++++ Material for this task

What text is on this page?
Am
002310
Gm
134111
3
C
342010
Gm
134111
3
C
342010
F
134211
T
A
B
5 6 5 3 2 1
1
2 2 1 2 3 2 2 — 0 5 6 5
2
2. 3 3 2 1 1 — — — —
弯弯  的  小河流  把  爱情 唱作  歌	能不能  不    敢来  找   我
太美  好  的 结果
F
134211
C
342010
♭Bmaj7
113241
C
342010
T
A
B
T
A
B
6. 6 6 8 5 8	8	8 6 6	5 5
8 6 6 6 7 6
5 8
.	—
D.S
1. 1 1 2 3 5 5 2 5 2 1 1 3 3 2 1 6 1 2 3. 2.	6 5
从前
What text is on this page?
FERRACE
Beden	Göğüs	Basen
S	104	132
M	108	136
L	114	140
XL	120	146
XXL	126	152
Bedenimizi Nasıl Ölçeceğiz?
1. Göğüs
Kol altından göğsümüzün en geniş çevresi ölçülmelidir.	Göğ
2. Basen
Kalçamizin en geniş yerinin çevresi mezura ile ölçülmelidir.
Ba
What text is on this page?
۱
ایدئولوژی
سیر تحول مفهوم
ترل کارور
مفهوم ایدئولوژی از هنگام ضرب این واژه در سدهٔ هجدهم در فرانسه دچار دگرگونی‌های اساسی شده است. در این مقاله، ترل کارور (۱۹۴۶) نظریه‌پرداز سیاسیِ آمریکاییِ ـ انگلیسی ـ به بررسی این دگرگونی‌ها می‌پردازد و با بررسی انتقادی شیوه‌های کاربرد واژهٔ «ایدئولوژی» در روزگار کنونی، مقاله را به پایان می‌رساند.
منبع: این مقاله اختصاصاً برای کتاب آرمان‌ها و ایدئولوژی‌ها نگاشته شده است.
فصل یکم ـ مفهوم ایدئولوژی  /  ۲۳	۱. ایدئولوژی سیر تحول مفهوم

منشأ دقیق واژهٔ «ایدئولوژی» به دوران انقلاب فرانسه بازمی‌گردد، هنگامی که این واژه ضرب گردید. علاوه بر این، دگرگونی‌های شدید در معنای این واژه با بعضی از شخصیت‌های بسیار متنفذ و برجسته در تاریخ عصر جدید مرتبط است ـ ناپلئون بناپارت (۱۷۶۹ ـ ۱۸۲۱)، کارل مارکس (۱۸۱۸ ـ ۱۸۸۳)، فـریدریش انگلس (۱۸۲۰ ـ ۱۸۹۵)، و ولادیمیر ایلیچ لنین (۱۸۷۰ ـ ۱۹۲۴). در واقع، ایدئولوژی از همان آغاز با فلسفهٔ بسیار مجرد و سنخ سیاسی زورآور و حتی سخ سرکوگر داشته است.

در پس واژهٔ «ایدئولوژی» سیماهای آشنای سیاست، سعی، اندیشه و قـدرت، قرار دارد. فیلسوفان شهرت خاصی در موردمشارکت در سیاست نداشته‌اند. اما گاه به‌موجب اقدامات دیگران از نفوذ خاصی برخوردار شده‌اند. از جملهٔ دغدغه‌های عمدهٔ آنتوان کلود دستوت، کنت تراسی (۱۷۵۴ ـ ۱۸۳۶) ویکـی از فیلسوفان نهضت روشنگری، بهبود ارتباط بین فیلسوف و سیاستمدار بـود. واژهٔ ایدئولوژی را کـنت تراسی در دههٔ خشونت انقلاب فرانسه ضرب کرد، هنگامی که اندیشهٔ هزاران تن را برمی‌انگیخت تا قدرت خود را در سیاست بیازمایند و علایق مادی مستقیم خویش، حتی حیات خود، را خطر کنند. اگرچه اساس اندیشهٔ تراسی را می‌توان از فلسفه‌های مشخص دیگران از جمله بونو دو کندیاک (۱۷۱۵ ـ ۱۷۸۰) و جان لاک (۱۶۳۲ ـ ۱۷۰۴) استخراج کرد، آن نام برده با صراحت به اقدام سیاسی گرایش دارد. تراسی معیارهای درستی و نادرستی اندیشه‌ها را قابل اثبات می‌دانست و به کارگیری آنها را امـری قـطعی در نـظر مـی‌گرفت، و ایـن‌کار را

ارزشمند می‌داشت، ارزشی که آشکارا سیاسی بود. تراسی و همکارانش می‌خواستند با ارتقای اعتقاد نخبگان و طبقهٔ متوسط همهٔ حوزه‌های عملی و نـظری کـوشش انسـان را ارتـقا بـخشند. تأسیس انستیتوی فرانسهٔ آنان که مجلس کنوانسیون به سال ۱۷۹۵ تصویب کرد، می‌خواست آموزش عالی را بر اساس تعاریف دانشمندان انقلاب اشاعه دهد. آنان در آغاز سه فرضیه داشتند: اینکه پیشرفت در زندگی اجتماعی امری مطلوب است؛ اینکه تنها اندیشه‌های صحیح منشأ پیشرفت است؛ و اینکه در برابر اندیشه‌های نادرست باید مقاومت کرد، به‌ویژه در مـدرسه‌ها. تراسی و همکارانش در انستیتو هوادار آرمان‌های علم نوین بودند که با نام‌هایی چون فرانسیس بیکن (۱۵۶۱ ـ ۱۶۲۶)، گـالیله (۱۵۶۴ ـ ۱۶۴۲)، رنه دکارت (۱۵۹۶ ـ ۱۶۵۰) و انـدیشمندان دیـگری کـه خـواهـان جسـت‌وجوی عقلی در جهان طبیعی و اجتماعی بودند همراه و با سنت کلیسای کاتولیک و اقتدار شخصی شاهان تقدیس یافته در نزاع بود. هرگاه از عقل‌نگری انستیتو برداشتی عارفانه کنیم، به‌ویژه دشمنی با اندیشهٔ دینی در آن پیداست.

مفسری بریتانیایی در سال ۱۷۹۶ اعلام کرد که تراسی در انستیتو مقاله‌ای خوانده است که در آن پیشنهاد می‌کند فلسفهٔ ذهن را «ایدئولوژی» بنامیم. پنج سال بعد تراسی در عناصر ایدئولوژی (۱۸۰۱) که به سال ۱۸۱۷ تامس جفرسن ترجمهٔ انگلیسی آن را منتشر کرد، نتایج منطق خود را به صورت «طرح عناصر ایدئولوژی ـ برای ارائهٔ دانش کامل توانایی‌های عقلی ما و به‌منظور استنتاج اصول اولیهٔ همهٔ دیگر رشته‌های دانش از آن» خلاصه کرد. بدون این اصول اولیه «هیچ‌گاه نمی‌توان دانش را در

++++++++

Write the complete data out, exactly as above.

What text is on this page?
Am
002310
Gm
134111
3
C
342010
Gm
134111
3
C
342010
F
134211
T
A
B
5 6 5 3 2 1
1
2 2 1 2 3 2 2 — 0 5 6 5
2
2. 3 3 2 1 1 — — — —
弯弯  的  小河流  把  爱情 唱作  歌	能不能  不    敢来  找   我
太美  好  的 结果
F
134211
C
342010
♭Bmaj7
113241
C
342010
T
A
B
T
A
B
6. 6 6 8 5 8	8	8 6 6	5 5
8 6 6 6 7 6
5 8
.	—
D.S
1. 1 1 2 3 5 5 2 5 2 1 1 3 3 2 1 6 1 2 3. 2.	6 5
从前
What text is on this page?
FERRACE
Beden	Göğüs	Basen
S	104	132
M	108	136
L	114	140
XL	120	146
XXL	126	152
Bedenimizi Nasıl Ölçeceğiz?
1. Göğüs
Kol altından göğsümüzün en geniş çevresi ölçülmelidir.	Göğ
2. Basen
Kalçamizin en geniş yerinin çevresi mezura ile ölçülmelidir.
Ba
What text is on this page?
۱
ایدئولوژی
سیر تحول مفهوم
ترل کارور
مفهوم ایدئولوژی از هنگام ضرب این واژه در سدهٔ هجدهم در فرانسه دچار دگرگونی‌های اساسی شده است. در این مقاله، ترل کارور (۱۹۴۶) نظریه‌پرداز سیاسیِ آمریکاییِ ـ انگلیسی ـ به بررسی این دگرگونی‌ها می‌پردازد و با بررسی انتقادی شیوه‌های کاربرد واژهٔ «ایدئولوژی» در روزگار کنونی، مقاله را به پایان می‌رساند.
منبع: این مقاله اختصاصاً برای کتاب آرمان‌ها و ایدئولوژی‌ها نگاشته شده است.
فصل یکم ـ مفهوم ایدئولوژی  /  ۲۳	۱. ایدئولوژی سیر تحول مفهوم

منشأ دقیق واژهٔ «ایدئولوژی» به دوران انقلاب فرانسه بازمی‌گردد، هنگامی که این واژه ضرب گردید. علاوه بر این، دگرگونی‌های شدید در معنای این واژه با بعضی از شخصیت‌های بسیار متنفذ و برجسته در تاریخ عصر جدید مرتبط است ـ ناپلئون بناپارت (۱۷۶۹ ـ ۱۸۲۱)، کارل مارکس (۱۸۱۸ ـ ۱۸۸۳)، فـریدریش انگلس (۱۸۲۰ ـ ۱۸۹۵)، و ولادیمیر ایلیچ لنین (۱۸۷۰ ـ ۱۹۲۴). در واقع، ایدئولوژی از همان آغاز با فلسفهٔ بسیار مجرد و سنخ سیاسی زورآور و حتی سخ سرکوگر داشته است.

در پس واژهٔ «ایدئولوژی» سیماهای آشنای سیاست، سعی، اندیشه و قـدرت، قرار دارد. فیلسوفان شهرت خاصی در موردمشارکت در سیاست نداشته‌اند. اما گاه به‌موجب اقدامات دیگران از نفوذ خاصی برخوردار شده‌اند. از جملهٔ دغدغه‌های عمدهٔ آنتوان کلود دستوت، کنت تراسی (۱۷۵۴ ـ ۱۸۳۶) ویکـی از فیلسوفان نهضت روشنگری، بهبود ارتباط بین فیلسوف و سیاستمدار بـود. واژهٔ ایدئولوژی را کـنت تراسی در دههٔ خشونت انقلاب فرانسه ضرب کرد، هنگامی که اندیشهٔ هزاران تن را برمی‌انگیخت تا قدرت خود را در سیاست بیازمایند و علایق مادی مستقیم خویش، حتی حیات خود، را خطر کنند. اگرچه اساس اندیشهٔ تراسی را می‌توان از فلسفه‌های مشخص دیگران از جمله بونو دو کندیاک (۱۷۱۵ ـ ۱۷۸۰) و جان لاک (۱۶۳۲ ـ ۱۷۰۴) استخراج کرد، آن نام برده با صراحت به اقدام سیاسی گرایش دارد. تراسی معیارهای درستی و نادرستی اندیشه‌ها را قابل اثبات می‌دانست و به کارگیری آنها را امـری قـطعی در نـظر مـی‌گرفت، و ایـن‌کار را

ارزشمند می‌داشت، ارزشی که آشکارا سیاسی بود. تراسی و همکارانش می‌خواستند با ارتقای اعتقاد نخبگان و طبقهٔ متوسط همهٔ حوزه‌های عملی و نـظری کـوشش انسـان را ارتـقا بـخشند. تأسیس انستیتوی فرانسهٔ آنان که مجلس کنوانسیون به سال ۱۷۹۵ تصویب کرد، می‌خواست آموزش عالی را بر اساس تعاریف دانشمندان انقلاب اشاعه دهد. آنان در آغاز سه فرضیه داشتند: اینکه پیشرفت در زندگی اجتماعی امری مطلوب است؛ اینکه تنها اندیشه‌های صحیح منشأ پیشرفت است؛ و اینکه در برابر اندیشه‌های نادرست باید مقاومت کرد، به‌ویژه در مـدرسه‌ها. تراسی و همکارانش در انستیتو هوادار آرمان‌های علم نوین بودند که با نام‌هایی چون فرانسیس بیکن (۱۵۶۱ ـ ۱۶۲۶)، گـالیله (۱۵۶۴ ـ ۱۶۴۲)، رنه دکارت (۱۵۹۶ ـ ۱۶۵۰) و انـدیشمندان دیـگری کـه خـواهـان جسـت‌وجوی عقلی در جهان طبیعی و اجتماعی بودند همراه و با سنت کلیسای کاتولیک و اقتدار شخصی شاهان تقدیس یافته در نزاع بود. هرگاه از عقل‌نگری انستیتو برداشتی عارفانه کنیم، به‌ویژه دشمنی با اندیشهٔ دینی در آن پیداست.

مفسری بریتانیایی در سال ۱۷۹۶ اعلام کرد که تراسی در انستیتو مقاله‌ای خوانده است که در آن پیشنهاد می‌کند فلسفهٔ ذهن را «ایدئولوژی» بنامیم. پنج سال بعد تراسی در عناصر ایدئولوژی (۱۸۰۱) که به سال ۱۸۱۷ تامس جفرسن ترجمهٔ انگلیسی آن را منتشر کرد، نتایج منطق خود را به صورت «طرح عناصر ایدئولوژی ـ برای ارائهٔ دانش کامل توانایی‌های عقلی ما و به‌منظور استنتاج اصول اولیهٔ همهٔ دیگر رشته‌های دانش از آن» خلاصه کرد. بدون این اصول اولیه «هیچ‌گاه نمی‌توان دانش را در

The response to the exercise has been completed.